• [WORK INSTRUCTIONS]:
Examine the material below. Gather every line in which the string "What" appears.

• [EXERCISE INPUTS]:
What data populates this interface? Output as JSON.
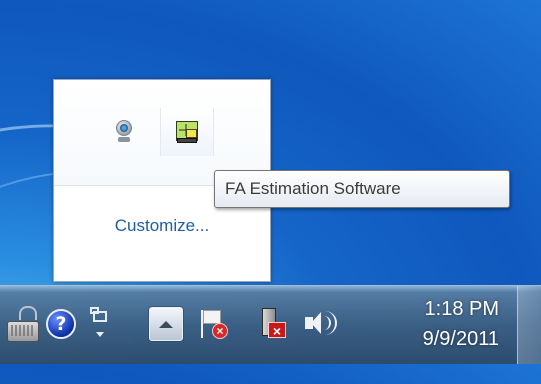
{
  "flyout": {
    "icons": [
      {
        "name": "webcam-icon"
      },
      {
        "name": "fa-estimation-software-icon"
      }
    ],
    "customize_link": "Customize..."
  },
  "tooltip": {
    "text": "FA Estimation Software"
  },
  "taskbar": {
    "tray_icons": [
      "on-screen-keyboard-icon",
      "help-icon",
      "language-bar-icon",
      "show-hidden-icons-button",
      "action-center-flag-icon",
      "network-disconnected-icon",
      "volume-icon"
    ],
    "clock": {
      "time": "1:18 PM",
      "date": "9/9/2011"
    }
  },
  "colors": {
    "link": "#1f5ea8",
    "tooltip_text": "#3b3b3b",
    "clock_text": "#ffffff"
  }
}
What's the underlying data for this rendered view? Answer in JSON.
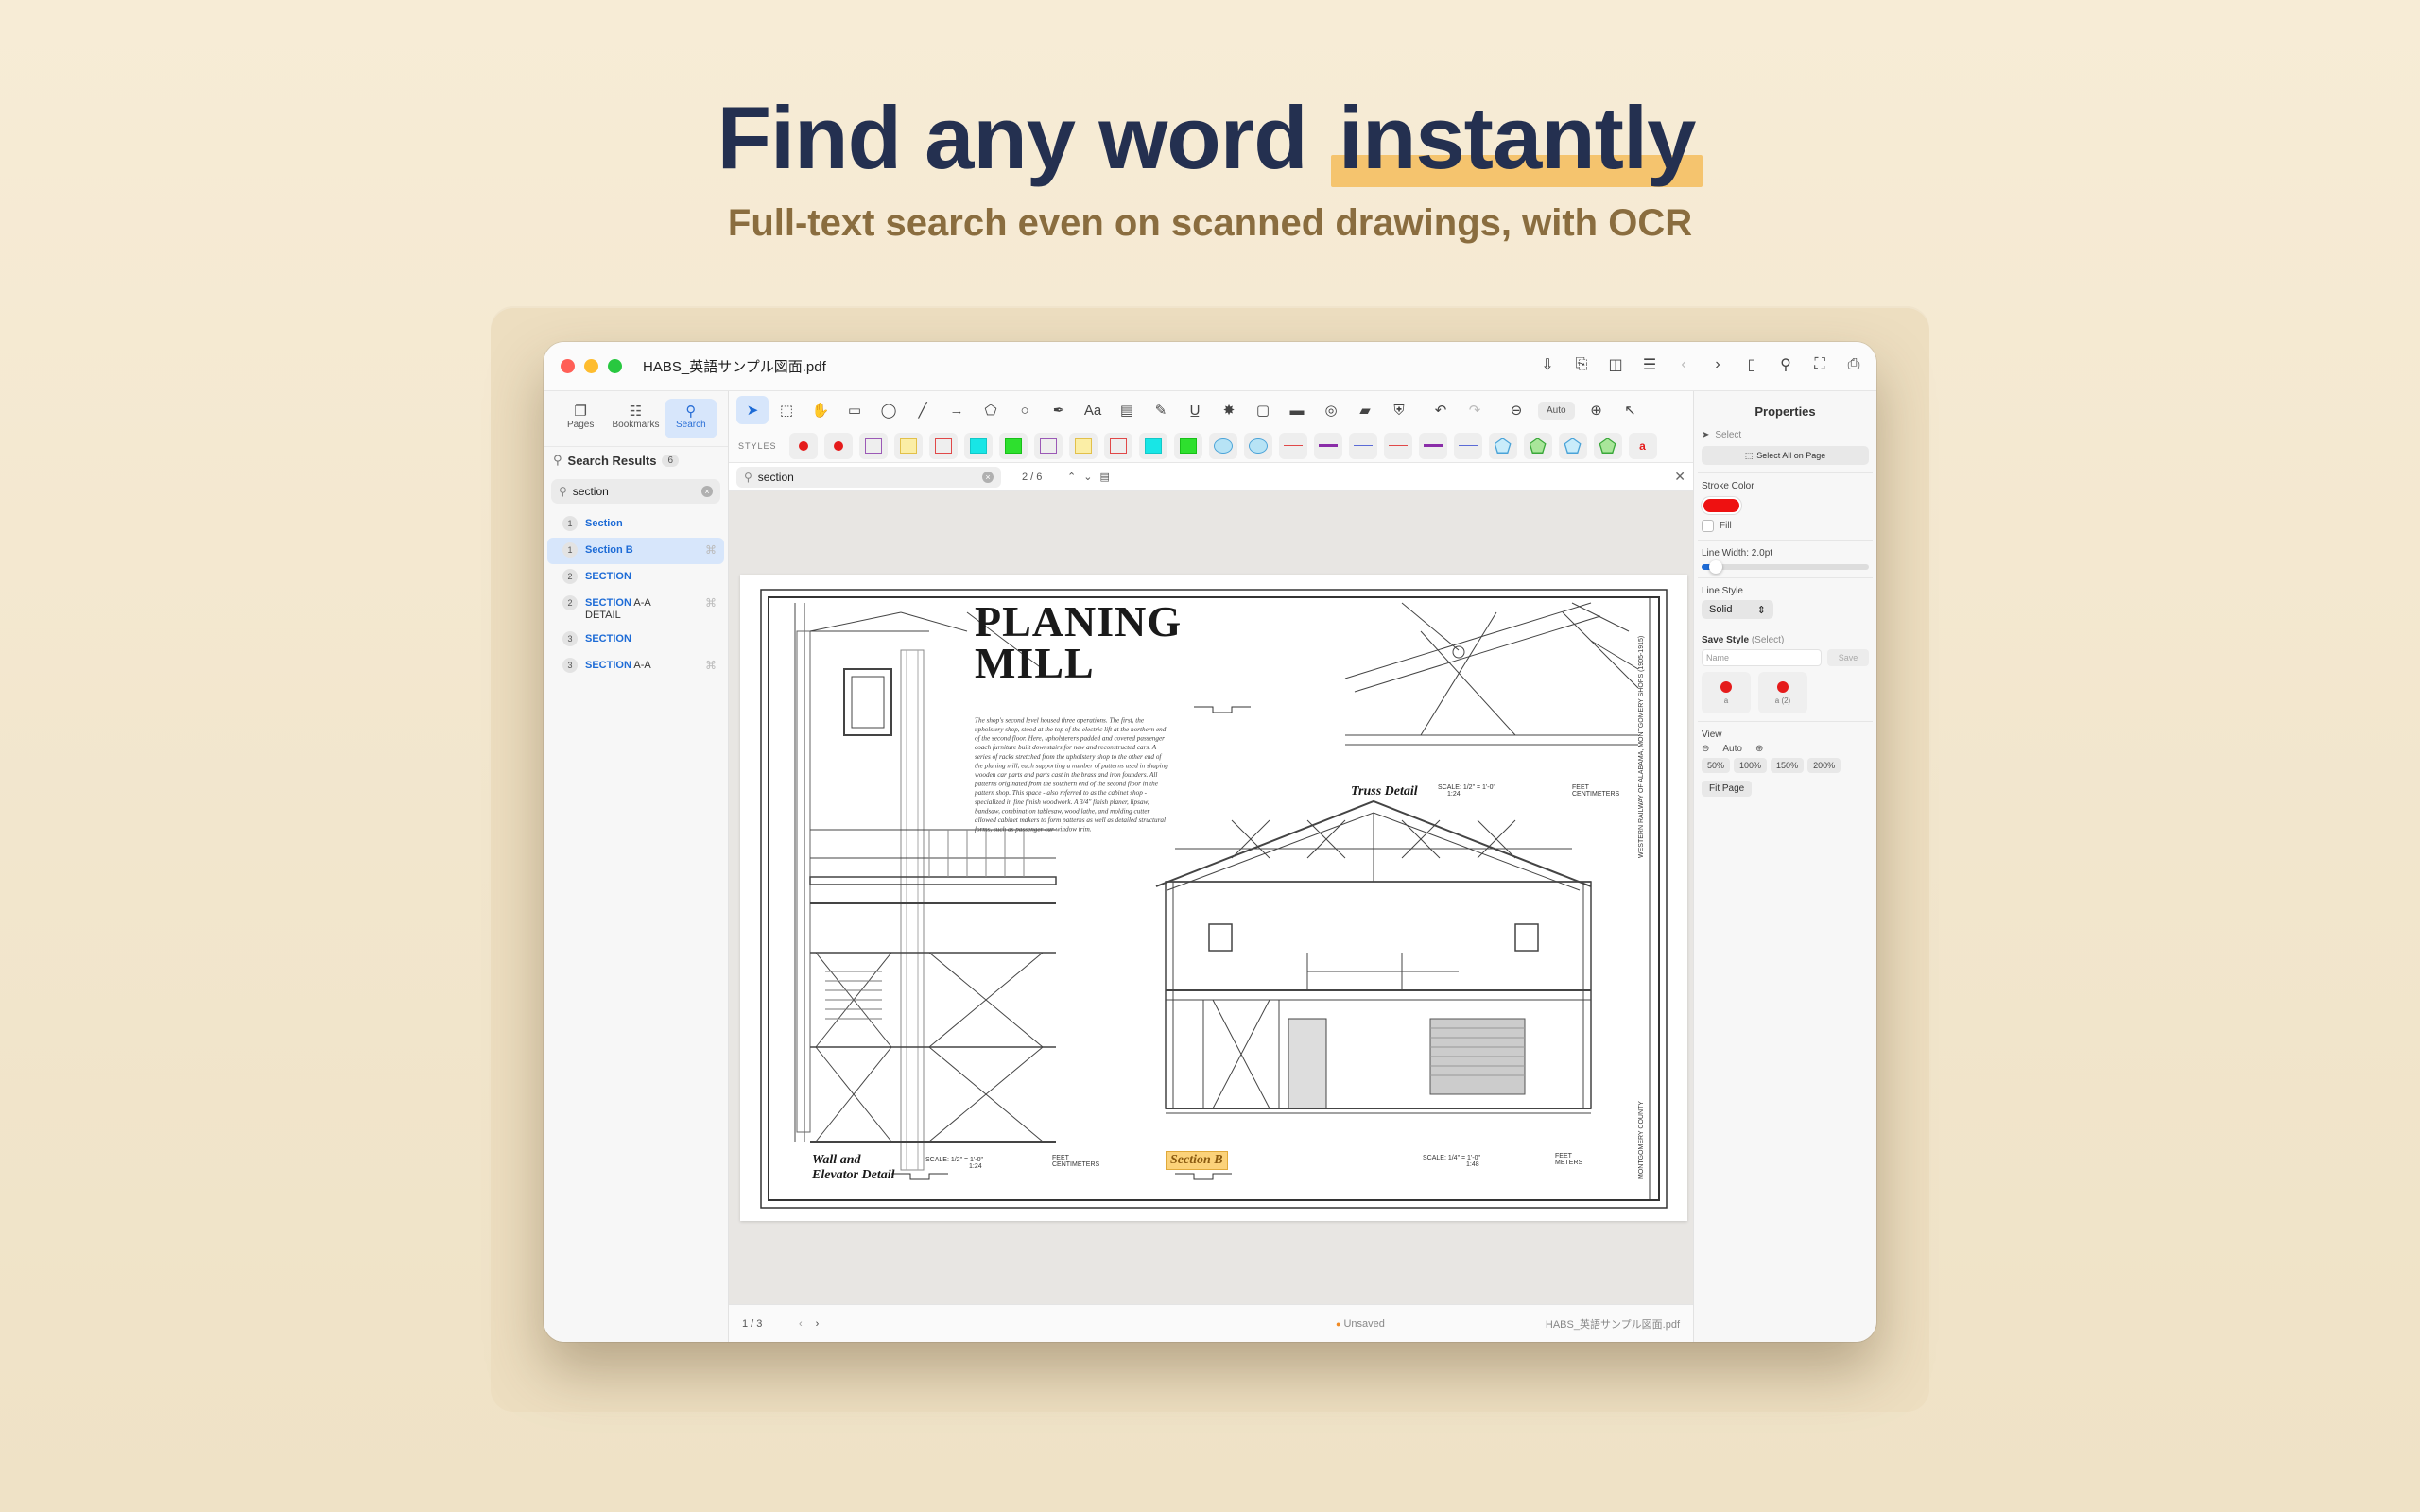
{
  "hero": {
    "title_pre": "Find any word",
    "title_highlight": "instantly",
    "subtitle": "Full-text search even on scanned drawings, with OCR"
  },
  "window": {
    "doc_title": "HABS_英語サンプル図面.pdf"
  },
  "sidebar": {
    "tabs": [
      {
        "label": "Pages",
        "icon": "pages-icon"
      },
      {
        "label": "Bookmarks",
        "icon": "bookmarks-icon"
      },
      {
        "label": "Search",
        "icon": "search-icon",
        "active": true
      }
    ],
    "results_title": "Search Results",
    "results_count": "6",
    "search_value": "section",
    "results": [
      {
        "page": "1",
        "match": "Section",
        "rest": "",
        "selected": false
      },
      {
        "page": "1",
        "match": "Section",
        "rest": " B",
        "selected": true
      },
      {
        "page": "2",
        "match": "SECTION",
        "rest": "",
        "selected": false
      },
      {
        "page": "2",
        "match": "SECTION",
        "rest": " A-A DETAIL",
        "selected": false
      },
      {
        "page": "3",
        "match": "SECTION",
        "rest": "",
        "selected": false
      },
      {
        "page": "3",
        "match": "SECTION",
        "rest": " A-A",
        "selected": false
      }
    ]
  },
  "toolbar": {
    "styles_label": "STYLES",
    "zoom_auto": "Auto",
    "text_tool": "Aa"
  },
  "styles": [
    {
      "kind": "dot",
      "color": "#e51b1b"
    },
    {
      "kind": "dot",
      "color": "#e51b1b"
    },
    {
      "kind": "rect",
      "color": "#9b59b6",
      "fill": "none"
    },
    {
      "kind": "rect",
      "color": "#e2c04a",
      "fill": "#fbeea6"
    },
    {
      "kind": "rect",
      "color": "#e04848",
      "fill": "none"
    },
    {
      "kind": "rect",
      "color": "#12c8c8",
      "fill": "#18e6e6"
    },
    {
      "kind": "rect",
      "color": "#18c018",
      "fill": "#2ee02e"
    },
    {
      "kind": "rect",
      "color": "#9b59b6",
      "fill": "none"
    },
    {
      "kind": "rect",
      "color": "#e2c04a",
      "fill": "#fbeea6"
    },
    {
      "kind": "rect",
      "color": "#e04848",
      "fill": "none"
    },
    {
      "kind": "rect",
      "color": "#12c8c8",
      "fill": "#18e6e6"
    },
    {
      "kind": "rect",
      "color": "#18c018",
      "fill": "#2ee02e"
    },
    {
      "kind": "ellipse",
      "color": "#4aa3d8",
      "fill": "#b7e3f5"
    },
    {
      "kind": "ellipse",
      "color": "#4aa3d8",
      "fill": "#b7e3f5"
    },
    {
      "kind": "line",
      "color": "#e04848",
      "weight": 1
    },
    {
      "kind": "line",
      "color": "#8a2da8",
      "weight": 3
    },
    {
      "kind": "line",
      "color": "#5b6bd6",
      "weight": 1
    },
    {
      "kind": "line",
      "color": "#e04848",
      "weight": 1
    },
    {
      "kind": "line",
      "color": "#8a2da8",
      "weight": 3
    },
    {
      "kind": "line",
      "color": "#5b6bd6",
      "weight": 1
    },
    {
      "kind": "pentagon",
      "color": "#4aa3d8",
      "fill": "#c9ecfa"
    },
    {
      "kind": "pentagon",
      "color": "#3aa83a",
      "fill": "#a9e69a"
    },
    {
      "kind": "pentagon",
      "color": "#4aa3d8",
      "fill": "#c9ecfa"
    },
    {
      "kind": "pentagon",
      "color": "#3aa83a",
      "fill": "#a9e69a"
    },
    {
      "kind": "text",
      "color": "#e51b1b",
      "label": "a"
    }
  ],
  "findbar": {
    "value": "section",
    "count": "2 / 6"
  },
  "drawing": {
    "title_line1": "PLANING",
    "title_line2": "MILL",
    "body": "The shop's second level housed three operations. The first, the upholstery shop, stood at the top of the electric lift at the northern end of the second floor. Here, upholsterers padded and covered passenger coach furniture built downstairs for new and reconstructed cars. A series of racks stretched from the upholstery shop to the other end of the planing mill, each supporting a number of patterns used in shaping wooden car parts and parts cast in the brass and iron founders. All patterns originated from the southern end of the second floor in the pattern shop. This space - also referred to as the cabinet shop - specialized in fine finish woodwork. A 3/4\" finish planer, lipsaw, bandsaw, combination tablesaw, wood lathe, and molding cutter allowed cabinet makers to form patterns as well as detailed structural forms, such as passenger car window trim.",
    "truss_label": "Truss Detail",
    "truss_scale": "SCALE: 1/2\" = 1'-0\"",
    "truss_ratio": "1:24",
    "wall_label_1": "Wall and",
    "wall_label_2": "Elevator Detail",
    "wall_scale": "SCALE: 1/2\" = 1'-0\"",
    "wall_ratio": "1:24",
    "section_label": "Section B",
    "section_scale": "SCALE: 1/4\" = 1'-0\"",
    "section_ratio": "1:48",
    "unit_feet": "FEET",
    "unit_cm": "CENTIMETERS",
    "unit_meters": "METERS",
    "side_text_1": "WESTERN RAILWAY OF ALABAMA, MONTGOMERY SHOPS (1905-1915)",
    "side_text_2": "MONTGOMERY COUNTY"
  },
  "status": {
    "page": "1 / 3",
    "unsaved": "Unsaved",
    "file": "HABS_英語サンプル図面.pdf"
  },
  "properties": {
    "title": "Properties",
    "select_label": "Select",
    "select_all": "Select All on Page",
    "stroke_color_label": "Stroke Color",
    "stroke_color": "#ee1111",
    "fill_label": "Fill",
    "line_width_label": "Line Width: 2.0pt",
    "line_style_label": "Line Style",
    "line_style_value": "Solid",
    "save_style_label": "Save Style",
    "save_style_hint": "(Select)",
    "name_placeholder": "Name",
    "save_button": "Save",
    "saved_styles": [
      {
        "label": "a"
      },
      {
        "label": "a (2)"
      }
    ],
    "view_label": "View",
    "view_auto": "Auto",
    "zoom_presets": [
      "50%",
      "100%",
      "150%",
      "200%"
    ],
    "fit_page": "Fit Page"
  }
}
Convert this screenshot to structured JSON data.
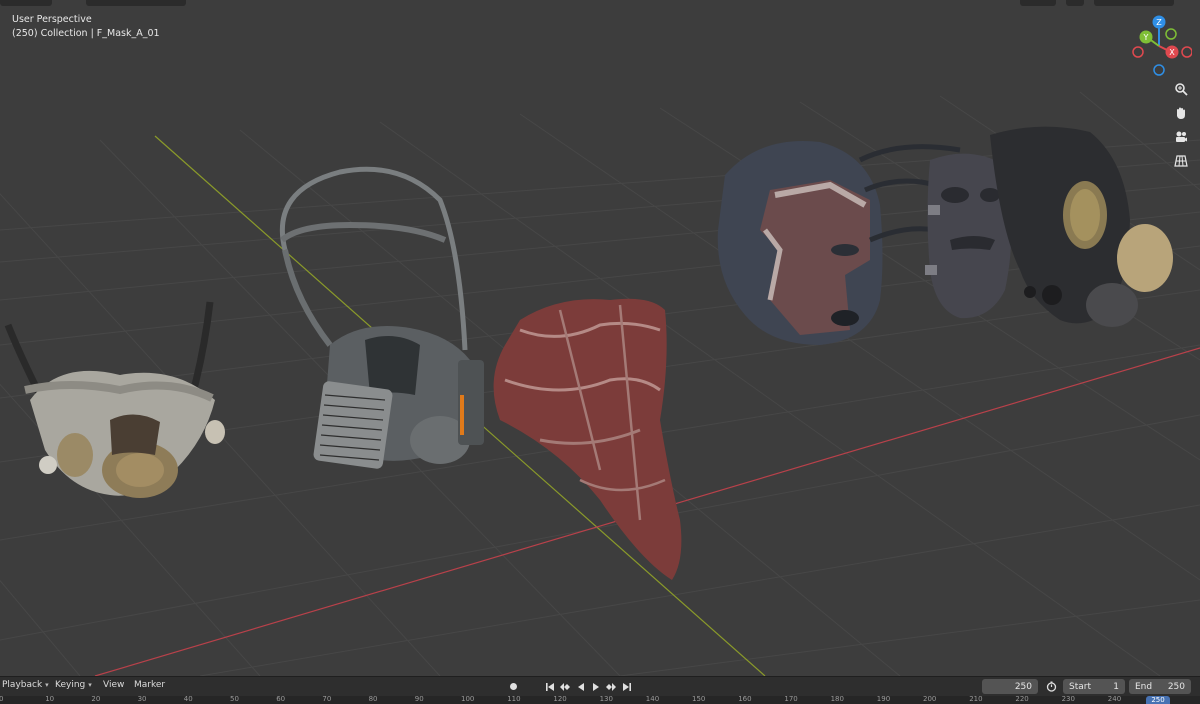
{
  "viewport": {
    "title": "User Perspective",
    "collection": "(250) Collection | F_Mask_A_01"
  },
  "gizmo": {
    "axes": [
      {
        "label": "Z",
        "color": "#2f8fe6"
      },
      {
        "label": "Y",
        "color": "#7fbf36"
      },
      {
        "label": "X",
        "color": "#e0494f"
      }
    ]
  },
  "side_tools": [
    {
      "name": "zoom-icon"
    },
    {
      "name": "hand-pan-icon"
    },
    {
      "name": "camera-icon"
    },
    {
      "name": "grid-ortho-icon"
    }
  ],
  "timeline": {
    "menus": [
      "Playback",
      "Keying",
      "View",
      "Marker"
    ],
    "current_frame": "250",
    "start_label": "Start",
    "start_value": "1",
    "end_label": "End",
    "end_value": "250"
  },
  "ruler": {
    "ticks": [
      "0",
      "10",
      "20",
      "30",
      "40",
      "50",
      "60",
      "70",
      "80",
      "90",
      "100",
      "110",
      "120",
      "130",
      "140",
      "150",
      "160",
      "170",
      "180",
      "190",
      "200",
      "210",
      "220",
      "230",
      "240",
      "250"
    ]
  },
  "colors": {
    "background": "#3d3d3d",
    "grid": "#4a4a4a",
    "x_axis": "#b8414a",
    "y_axis": "#8a9a2a",
    "accent": "#4772b3"
  }
}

• [THE SOLUTION]:
What data populates this interface? Output as JSON.
What's the underlying data for this rendered view? Answer in JSON.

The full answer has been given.